— BEGIN STORED ROWS —
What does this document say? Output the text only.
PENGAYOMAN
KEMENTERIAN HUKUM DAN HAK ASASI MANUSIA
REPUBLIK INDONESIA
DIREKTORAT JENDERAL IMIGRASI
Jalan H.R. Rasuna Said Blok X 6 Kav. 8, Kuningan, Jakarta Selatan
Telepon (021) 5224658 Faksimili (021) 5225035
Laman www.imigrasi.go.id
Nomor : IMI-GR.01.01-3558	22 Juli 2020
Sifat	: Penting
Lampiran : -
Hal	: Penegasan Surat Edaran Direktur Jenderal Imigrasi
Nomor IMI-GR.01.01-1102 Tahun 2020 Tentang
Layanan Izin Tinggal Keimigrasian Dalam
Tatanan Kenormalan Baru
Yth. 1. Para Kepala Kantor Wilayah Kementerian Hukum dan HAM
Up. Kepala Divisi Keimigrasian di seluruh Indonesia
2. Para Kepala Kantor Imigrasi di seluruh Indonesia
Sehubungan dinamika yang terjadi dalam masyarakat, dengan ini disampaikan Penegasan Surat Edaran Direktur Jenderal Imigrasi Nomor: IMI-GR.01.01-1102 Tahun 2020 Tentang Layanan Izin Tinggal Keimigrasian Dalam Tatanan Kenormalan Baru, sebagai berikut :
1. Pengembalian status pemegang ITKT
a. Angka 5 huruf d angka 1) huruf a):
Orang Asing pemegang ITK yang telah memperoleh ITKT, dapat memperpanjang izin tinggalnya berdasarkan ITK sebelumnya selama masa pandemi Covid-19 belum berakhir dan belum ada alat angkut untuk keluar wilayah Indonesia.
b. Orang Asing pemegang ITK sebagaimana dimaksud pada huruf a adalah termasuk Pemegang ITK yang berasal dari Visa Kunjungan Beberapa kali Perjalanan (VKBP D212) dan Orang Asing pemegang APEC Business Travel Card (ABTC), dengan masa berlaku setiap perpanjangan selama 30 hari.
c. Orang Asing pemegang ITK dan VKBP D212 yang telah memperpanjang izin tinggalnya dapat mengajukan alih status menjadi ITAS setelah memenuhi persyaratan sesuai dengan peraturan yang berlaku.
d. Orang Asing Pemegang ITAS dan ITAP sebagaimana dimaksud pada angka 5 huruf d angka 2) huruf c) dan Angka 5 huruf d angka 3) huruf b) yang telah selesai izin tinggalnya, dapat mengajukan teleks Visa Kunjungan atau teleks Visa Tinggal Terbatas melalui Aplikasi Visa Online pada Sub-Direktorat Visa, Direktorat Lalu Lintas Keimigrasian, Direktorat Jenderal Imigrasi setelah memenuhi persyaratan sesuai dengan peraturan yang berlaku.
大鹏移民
— END STORED ROWS —
Take the material above and return all of it exactly.

What does this document say? Output the text only.
PENGAYOMAN
KEMENTERIAN HUKUM DAN HAK ASASI MANUSIA
REPUBLIK INDONESIA
DIREKTORAT JENDERAL IMIGRASI
Jalan H.R. Rasuna Said Blok X 6 Kav. 8, Kuningan, Jakarta Selatan
Telepon (021) 5224658 Faksimili (021) 5225035
Laman www.imigrasi.go.id
Nomor : IMI-GR.01.01-3558	22 Juli 2020
Sifat	: Penting
Lampiran : -
Hal	: Penegasan Surat Edaran Direktur Jenderal Imigrasi
Nomor IMI-GR.01.01-1102 Tahun 2020 Tentang
Layanan Izin Tinggal Keimigrasian Dalam
Tatanan Kenormalan Baru
Yth. 1. Para Kepala Kantor Wilayah Kementerian Hukum dan HAM
Up. Kepala Divisi Keimigrasian di seluruh Indonesia
2. Para Kepala Kantor Imigrasi di seluruh Indonesia
Sehubungan dinamika yang terjadi dalam masyarakat, dengan ini disampaikan Penegasan Surat Edaran Direktur Jenderal Imigrasi Nomor: IMI-GR.01.01-1102 Tahun 2020 Tentang Layanan Izin Tinggal Keimigrasian Dalam Tatanan Kenormalan Baru, sebagai berikut :
1. Pengembalian status pemegang ITKT
a. Angka 5 huruf d angka 1) huruf a):
Orang Asing pemegang ITK yang telah memperoleh ITKT, dapat memperpanjang izin tinggalnya berdasarkan ITK sebelumnya selama masa pandemi Covid-19 belum berakhir dan belum ada alat angkut untuk keluar wilayah Indonesia.
b. Orang Asing pemegang ITK sebagaimana dimaksud pada huruf a adalah termasuk Pemegang ITK yang berasal dari Visa Kunjungan Beberapa kali Perjalanan (VKBP D212) dan Orang Asing pemegang APEC Business Travel Card (ABTC), dengan masa berlaku setiap perpanjangan selama 30 hari.
c. Orang Asing pemegang ITK dan VKBP D212 yang telah memperpanjang izin tinggalnya dapat mengajukan alih status menjadi ITAS setelah memenuhi persyaratan sesuai dengan peraturan yang berlaku.
d. Orang Asing Pemegang ITAS dan ITAP sebagaimana dimaksud pada angka 5 huruf d angka 2) huruf c) dan Angka 5 huruf d angka 3) huruf b) yang telah selesai izin tinggalnya, dapat mengajukan teleks Visa Kunjungan atau teleks Visa Tinggal Terbatas melalui Aplikasi Visa Online pada Sub-Direktorat Visa, Direktorat Lalu Lintas Keimigrasian, Direktorat Jenderal Imigrasi setelah memenuhi persyaratan sesuai dengan peraturan yang berlaku.
大鹏移民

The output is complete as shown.